**Task to complete**
Pick out all lines of the entries that include the word "revenue" and copy them.

**Excerpted records**

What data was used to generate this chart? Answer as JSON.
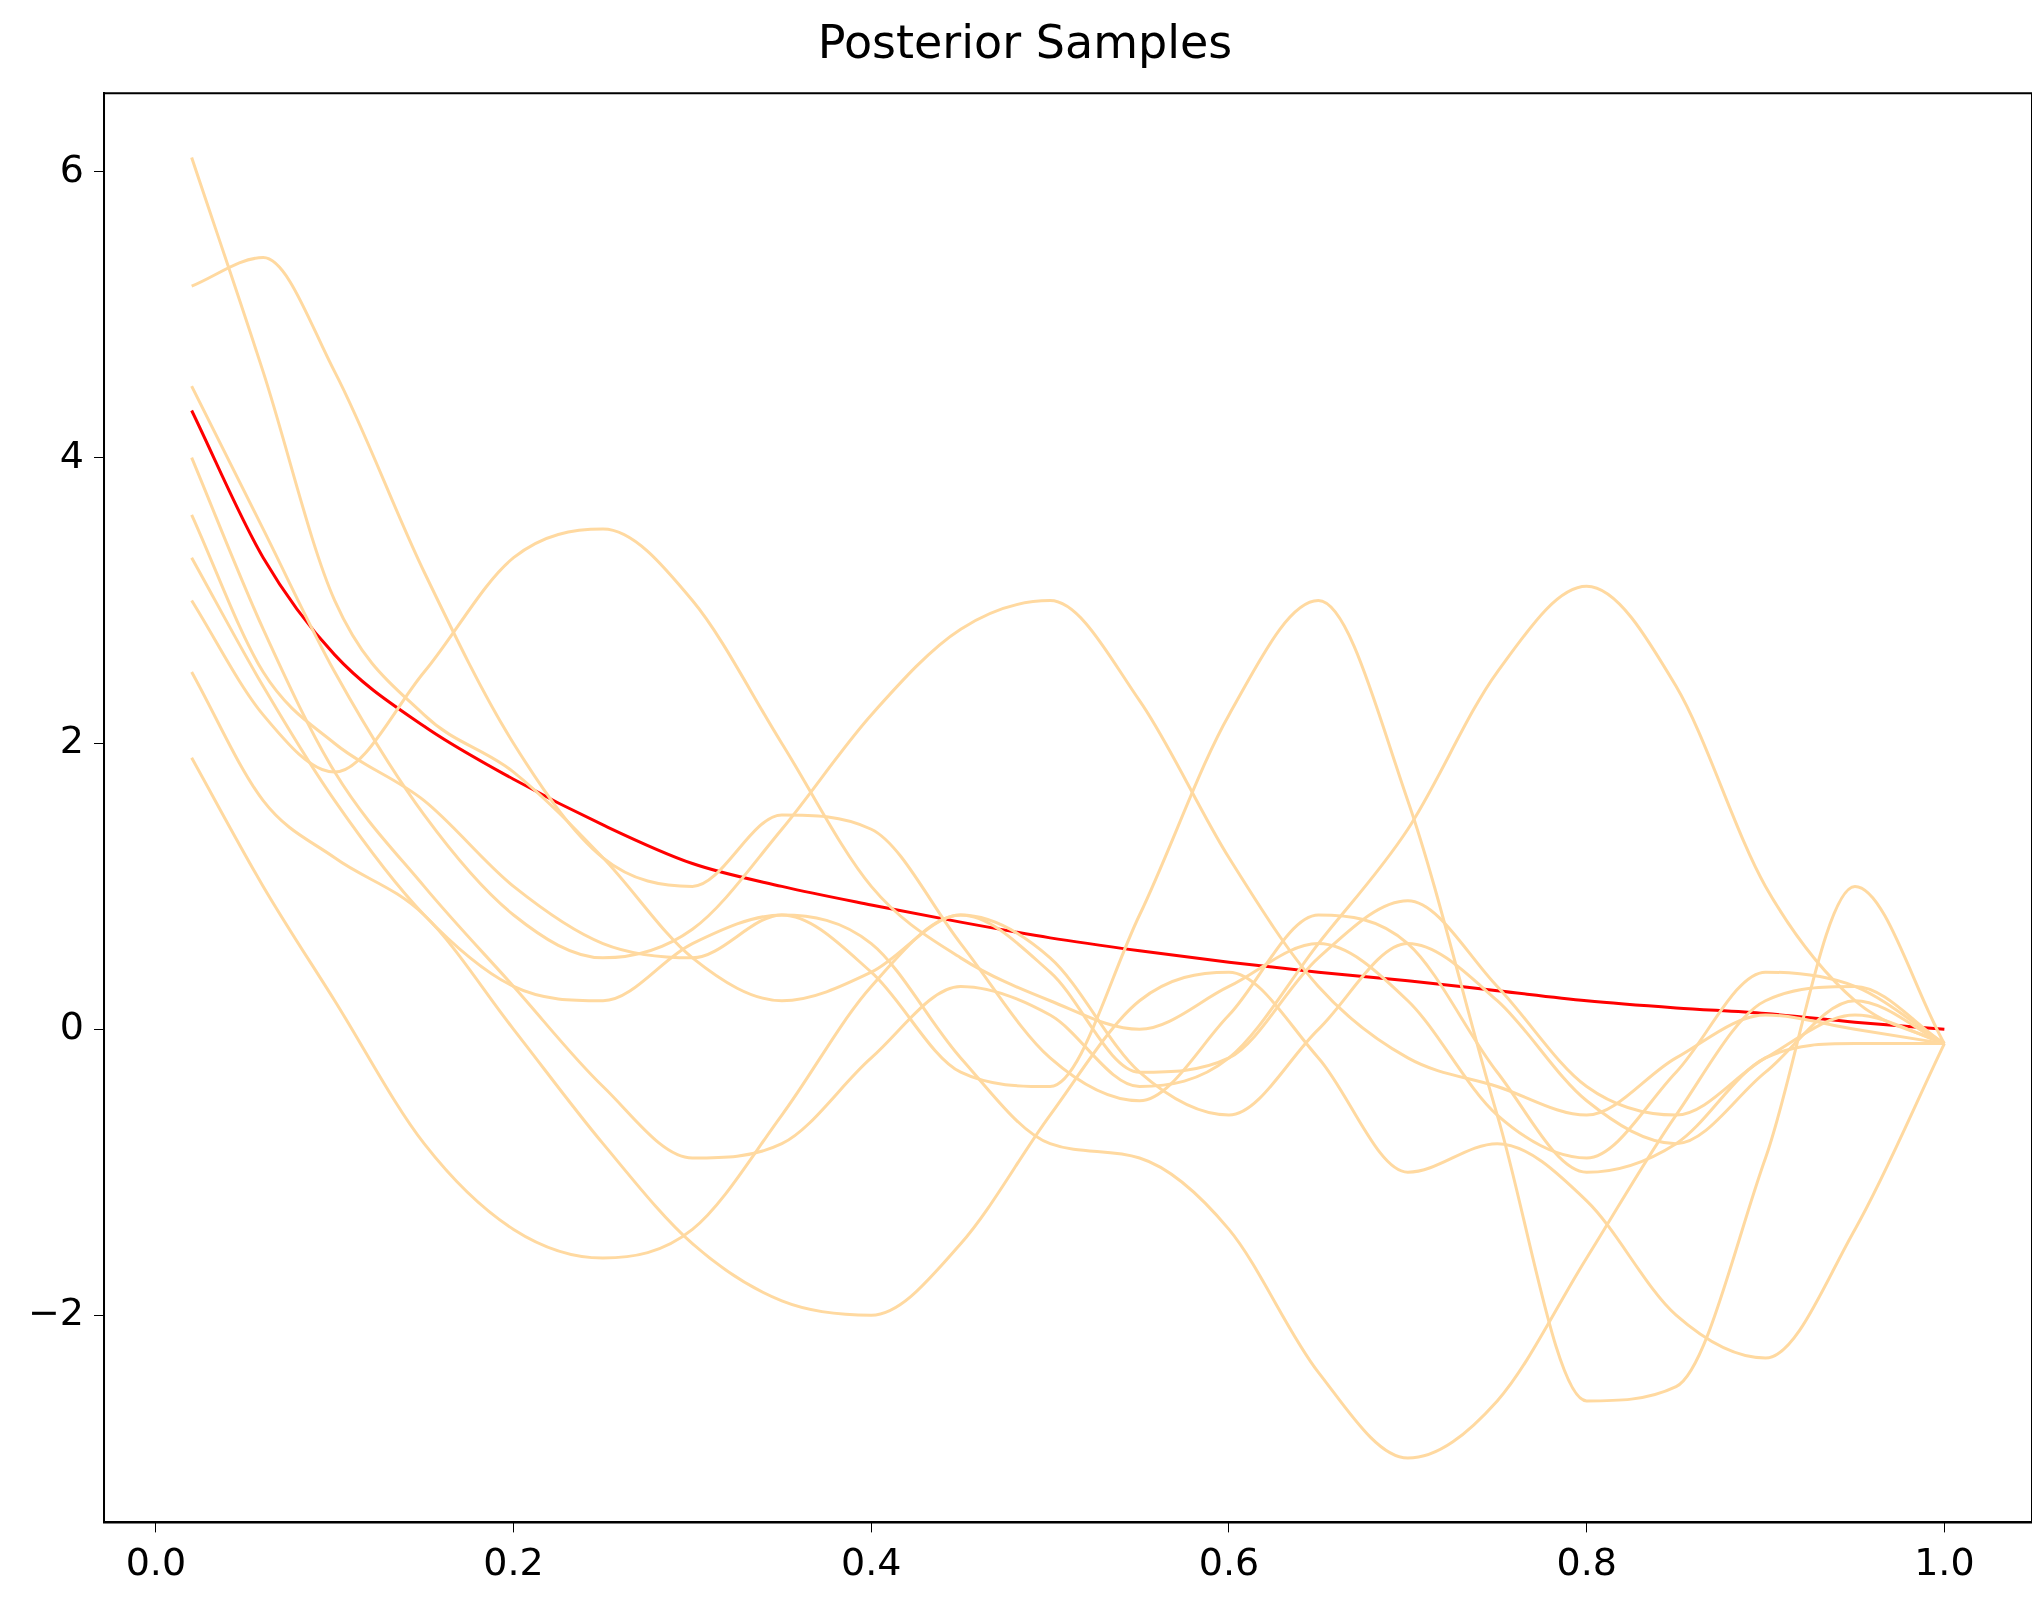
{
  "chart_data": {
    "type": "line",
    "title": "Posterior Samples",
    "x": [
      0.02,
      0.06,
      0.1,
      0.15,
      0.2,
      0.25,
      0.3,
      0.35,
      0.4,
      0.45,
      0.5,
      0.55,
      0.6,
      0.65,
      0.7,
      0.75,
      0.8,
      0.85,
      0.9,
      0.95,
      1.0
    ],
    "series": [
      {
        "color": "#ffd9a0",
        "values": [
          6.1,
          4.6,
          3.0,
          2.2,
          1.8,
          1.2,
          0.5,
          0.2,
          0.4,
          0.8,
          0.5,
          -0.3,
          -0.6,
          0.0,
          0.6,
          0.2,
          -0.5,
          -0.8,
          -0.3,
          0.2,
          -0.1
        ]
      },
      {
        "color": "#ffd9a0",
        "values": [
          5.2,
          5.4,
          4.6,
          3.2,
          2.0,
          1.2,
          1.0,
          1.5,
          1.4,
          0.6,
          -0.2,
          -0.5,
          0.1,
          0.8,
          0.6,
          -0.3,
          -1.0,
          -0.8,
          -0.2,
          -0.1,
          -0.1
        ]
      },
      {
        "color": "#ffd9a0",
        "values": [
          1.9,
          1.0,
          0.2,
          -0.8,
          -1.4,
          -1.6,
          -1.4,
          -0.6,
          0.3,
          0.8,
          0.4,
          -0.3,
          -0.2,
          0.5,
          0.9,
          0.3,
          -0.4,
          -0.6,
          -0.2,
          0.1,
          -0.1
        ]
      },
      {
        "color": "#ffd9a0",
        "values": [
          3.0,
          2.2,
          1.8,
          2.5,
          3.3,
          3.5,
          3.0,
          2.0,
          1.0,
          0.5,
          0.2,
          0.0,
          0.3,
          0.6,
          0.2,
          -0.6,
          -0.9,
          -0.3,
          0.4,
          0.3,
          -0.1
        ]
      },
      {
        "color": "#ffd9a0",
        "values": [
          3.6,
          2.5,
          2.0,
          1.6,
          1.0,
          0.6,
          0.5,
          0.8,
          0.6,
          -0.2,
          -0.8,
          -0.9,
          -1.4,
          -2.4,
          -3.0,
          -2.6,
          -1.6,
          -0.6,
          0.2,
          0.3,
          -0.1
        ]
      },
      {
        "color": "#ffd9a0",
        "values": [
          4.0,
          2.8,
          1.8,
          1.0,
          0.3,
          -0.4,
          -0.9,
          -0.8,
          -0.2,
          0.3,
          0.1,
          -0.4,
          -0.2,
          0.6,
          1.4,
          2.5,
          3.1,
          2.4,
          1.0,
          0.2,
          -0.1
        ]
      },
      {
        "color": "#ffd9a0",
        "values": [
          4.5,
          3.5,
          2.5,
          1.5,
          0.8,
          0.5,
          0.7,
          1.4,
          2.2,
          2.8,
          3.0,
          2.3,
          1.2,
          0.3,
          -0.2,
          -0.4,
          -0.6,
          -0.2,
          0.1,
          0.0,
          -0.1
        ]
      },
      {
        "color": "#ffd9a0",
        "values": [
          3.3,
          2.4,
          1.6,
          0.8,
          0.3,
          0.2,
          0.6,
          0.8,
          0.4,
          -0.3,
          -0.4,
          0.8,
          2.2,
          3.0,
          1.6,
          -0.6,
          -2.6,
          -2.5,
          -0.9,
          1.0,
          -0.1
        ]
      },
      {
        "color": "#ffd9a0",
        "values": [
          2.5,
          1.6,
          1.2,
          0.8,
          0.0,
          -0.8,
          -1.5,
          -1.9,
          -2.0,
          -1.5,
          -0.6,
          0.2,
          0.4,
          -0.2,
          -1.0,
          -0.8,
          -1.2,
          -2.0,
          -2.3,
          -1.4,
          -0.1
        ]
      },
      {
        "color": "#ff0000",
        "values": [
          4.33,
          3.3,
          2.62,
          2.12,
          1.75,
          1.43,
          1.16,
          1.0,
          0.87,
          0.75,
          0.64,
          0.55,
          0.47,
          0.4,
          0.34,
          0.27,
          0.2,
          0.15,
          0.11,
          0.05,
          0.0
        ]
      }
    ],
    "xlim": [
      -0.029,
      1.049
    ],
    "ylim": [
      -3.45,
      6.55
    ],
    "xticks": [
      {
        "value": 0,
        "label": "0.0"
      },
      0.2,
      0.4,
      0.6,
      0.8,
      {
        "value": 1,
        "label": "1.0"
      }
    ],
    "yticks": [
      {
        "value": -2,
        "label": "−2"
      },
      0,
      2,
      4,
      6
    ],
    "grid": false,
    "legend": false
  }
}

==

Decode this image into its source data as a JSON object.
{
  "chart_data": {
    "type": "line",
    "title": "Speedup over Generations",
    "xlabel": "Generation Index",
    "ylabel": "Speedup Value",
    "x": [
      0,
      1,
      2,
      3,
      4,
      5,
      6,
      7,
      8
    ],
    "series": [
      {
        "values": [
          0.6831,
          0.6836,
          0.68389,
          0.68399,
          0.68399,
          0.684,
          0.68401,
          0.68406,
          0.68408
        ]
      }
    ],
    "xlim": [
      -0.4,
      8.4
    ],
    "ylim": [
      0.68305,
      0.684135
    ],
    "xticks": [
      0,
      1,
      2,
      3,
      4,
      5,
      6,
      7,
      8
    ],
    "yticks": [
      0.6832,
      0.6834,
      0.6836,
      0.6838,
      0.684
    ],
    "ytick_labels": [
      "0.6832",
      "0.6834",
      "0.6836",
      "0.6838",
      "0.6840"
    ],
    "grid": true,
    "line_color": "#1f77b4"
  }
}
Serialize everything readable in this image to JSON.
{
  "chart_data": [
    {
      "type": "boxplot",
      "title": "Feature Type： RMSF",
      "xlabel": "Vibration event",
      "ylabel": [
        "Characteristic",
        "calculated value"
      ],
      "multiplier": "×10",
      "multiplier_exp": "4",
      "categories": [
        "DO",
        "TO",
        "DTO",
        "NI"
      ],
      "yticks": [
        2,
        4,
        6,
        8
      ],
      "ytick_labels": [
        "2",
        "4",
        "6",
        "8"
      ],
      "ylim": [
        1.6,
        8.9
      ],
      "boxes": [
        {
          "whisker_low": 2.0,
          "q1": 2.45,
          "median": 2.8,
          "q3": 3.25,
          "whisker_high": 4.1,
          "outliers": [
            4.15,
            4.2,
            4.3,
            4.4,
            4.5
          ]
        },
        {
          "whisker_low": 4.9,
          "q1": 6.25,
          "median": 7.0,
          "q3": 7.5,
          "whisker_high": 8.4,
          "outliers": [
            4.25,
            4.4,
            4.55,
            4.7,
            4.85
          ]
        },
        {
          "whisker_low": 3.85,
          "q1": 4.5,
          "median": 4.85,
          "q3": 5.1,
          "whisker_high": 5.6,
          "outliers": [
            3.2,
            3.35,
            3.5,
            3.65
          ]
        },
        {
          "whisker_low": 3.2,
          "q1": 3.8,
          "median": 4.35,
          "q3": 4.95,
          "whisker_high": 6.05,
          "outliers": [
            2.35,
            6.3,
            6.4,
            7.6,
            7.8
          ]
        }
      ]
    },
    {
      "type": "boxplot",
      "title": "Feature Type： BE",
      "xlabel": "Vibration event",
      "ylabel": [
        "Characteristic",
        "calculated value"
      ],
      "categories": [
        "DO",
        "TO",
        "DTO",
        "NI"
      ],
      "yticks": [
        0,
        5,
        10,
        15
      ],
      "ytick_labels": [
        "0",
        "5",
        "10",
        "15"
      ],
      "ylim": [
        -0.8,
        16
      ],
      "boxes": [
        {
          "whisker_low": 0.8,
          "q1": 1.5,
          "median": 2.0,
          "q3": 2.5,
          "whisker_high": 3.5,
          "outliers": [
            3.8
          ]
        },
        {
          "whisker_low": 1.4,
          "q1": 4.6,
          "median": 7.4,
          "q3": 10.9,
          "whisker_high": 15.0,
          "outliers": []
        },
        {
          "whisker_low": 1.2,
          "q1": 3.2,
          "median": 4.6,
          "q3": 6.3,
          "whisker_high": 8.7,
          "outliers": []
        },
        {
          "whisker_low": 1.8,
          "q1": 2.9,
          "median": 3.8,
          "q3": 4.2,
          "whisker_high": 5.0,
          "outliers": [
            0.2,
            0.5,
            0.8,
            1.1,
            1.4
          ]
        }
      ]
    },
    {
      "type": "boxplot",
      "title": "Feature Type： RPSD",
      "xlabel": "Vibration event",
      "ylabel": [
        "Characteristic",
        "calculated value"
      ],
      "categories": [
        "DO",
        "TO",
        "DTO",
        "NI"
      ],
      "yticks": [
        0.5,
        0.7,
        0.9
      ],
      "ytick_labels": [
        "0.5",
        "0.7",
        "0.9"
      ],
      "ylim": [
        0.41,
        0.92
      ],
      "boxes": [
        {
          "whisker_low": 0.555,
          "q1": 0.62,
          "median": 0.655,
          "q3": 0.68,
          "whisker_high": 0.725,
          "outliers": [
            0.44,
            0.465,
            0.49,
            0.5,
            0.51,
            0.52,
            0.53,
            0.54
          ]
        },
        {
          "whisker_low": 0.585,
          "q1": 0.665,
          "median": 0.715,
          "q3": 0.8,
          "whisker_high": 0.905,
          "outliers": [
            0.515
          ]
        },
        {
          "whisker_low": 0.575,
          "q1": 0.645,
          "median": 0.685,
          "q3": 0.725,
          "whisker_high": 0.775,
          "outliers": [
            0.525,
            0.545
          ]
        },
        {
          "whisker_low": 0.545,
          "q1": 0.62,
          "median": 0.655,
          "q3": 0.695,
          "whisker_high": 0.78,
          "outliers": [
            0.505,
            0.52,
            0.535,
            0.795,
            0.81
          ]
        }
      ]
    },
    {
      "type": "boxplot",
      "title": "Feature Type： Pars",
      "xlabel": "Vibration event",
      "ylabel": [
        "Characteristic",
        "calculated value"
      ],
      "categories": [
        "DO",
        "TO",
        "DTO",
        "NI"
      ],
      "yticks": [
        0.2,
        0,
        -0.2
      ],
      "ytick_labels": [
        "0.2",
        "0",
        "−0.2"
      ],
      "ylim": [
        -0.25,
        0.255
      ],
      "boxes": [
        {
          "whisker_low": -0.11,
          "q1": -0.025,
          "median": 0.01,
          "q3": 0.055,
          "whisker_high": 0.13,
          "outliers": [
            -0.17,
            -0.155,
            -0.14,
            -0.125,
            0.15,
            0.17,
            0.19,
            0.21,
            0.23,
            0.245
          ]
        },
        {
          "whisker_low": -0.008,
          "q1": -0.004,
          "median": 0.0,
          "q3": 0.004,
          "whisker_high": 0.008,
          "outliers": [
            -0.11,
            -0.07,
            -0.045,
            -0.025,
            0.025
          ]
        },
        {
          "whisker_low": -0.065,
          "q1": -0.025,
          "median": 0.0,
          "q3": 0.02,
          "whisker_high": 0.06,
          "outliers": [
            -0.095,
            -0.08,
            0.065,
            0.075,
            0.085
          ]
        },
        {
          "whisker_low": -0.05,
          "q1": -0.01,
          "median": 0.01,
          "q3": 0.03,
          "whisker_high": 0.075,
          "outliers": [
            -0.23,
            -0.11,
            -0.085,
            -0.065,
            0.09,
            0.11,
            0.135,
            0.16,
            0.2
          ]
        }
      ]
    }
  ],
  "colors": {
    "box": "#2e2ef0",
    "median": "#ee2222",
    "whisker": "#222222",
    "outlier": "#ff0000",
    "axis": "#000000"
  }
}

---

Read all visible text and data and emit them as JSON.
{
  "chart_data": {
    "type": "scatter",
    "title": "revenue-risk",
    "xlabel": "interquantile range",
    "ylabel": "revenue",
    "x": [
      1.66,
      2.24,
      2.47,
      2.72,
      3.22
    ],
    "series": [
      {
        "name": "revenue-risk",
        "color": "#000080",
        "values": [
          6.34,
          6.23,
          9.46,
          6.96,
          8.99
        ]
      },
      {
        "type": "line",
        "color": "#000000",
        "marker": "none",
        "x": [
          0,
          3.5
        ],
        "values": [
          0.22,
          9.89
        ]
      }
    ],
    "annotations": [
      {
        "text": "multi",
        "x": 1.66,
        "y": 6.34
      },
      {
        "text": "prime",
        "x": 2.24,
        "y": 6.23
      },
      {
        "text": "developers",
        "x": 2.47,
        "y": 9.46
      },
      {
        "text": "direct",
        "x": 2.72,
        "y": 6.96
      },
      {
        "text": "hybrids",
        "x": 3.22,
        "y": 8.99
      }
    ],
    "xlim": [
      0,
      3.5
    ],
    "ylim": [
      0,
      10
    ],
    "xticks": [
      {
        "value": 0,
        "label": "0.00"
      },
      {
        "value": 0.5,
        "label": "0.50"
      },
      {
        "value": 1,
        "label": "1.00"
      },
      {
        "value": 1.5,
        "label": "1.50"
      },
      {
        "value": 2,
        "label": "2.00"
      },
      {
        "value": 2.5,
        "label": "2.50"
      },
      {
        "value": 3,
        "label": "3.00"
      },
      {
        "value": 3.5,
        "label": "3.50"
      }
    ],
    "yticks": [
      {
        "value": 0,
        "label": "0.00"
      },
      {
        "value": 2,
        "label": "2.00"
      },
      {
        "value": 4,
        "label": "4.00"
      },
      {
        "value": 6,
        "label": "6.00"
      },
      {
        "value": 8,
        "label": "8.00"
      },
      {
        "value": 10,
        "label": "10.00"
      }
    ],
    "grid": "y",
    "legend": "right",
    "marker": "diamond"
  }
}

**Correct result**
    "title": "revenue-risk",
    "ylabel": "revenue",
        "name": "revenue-risk",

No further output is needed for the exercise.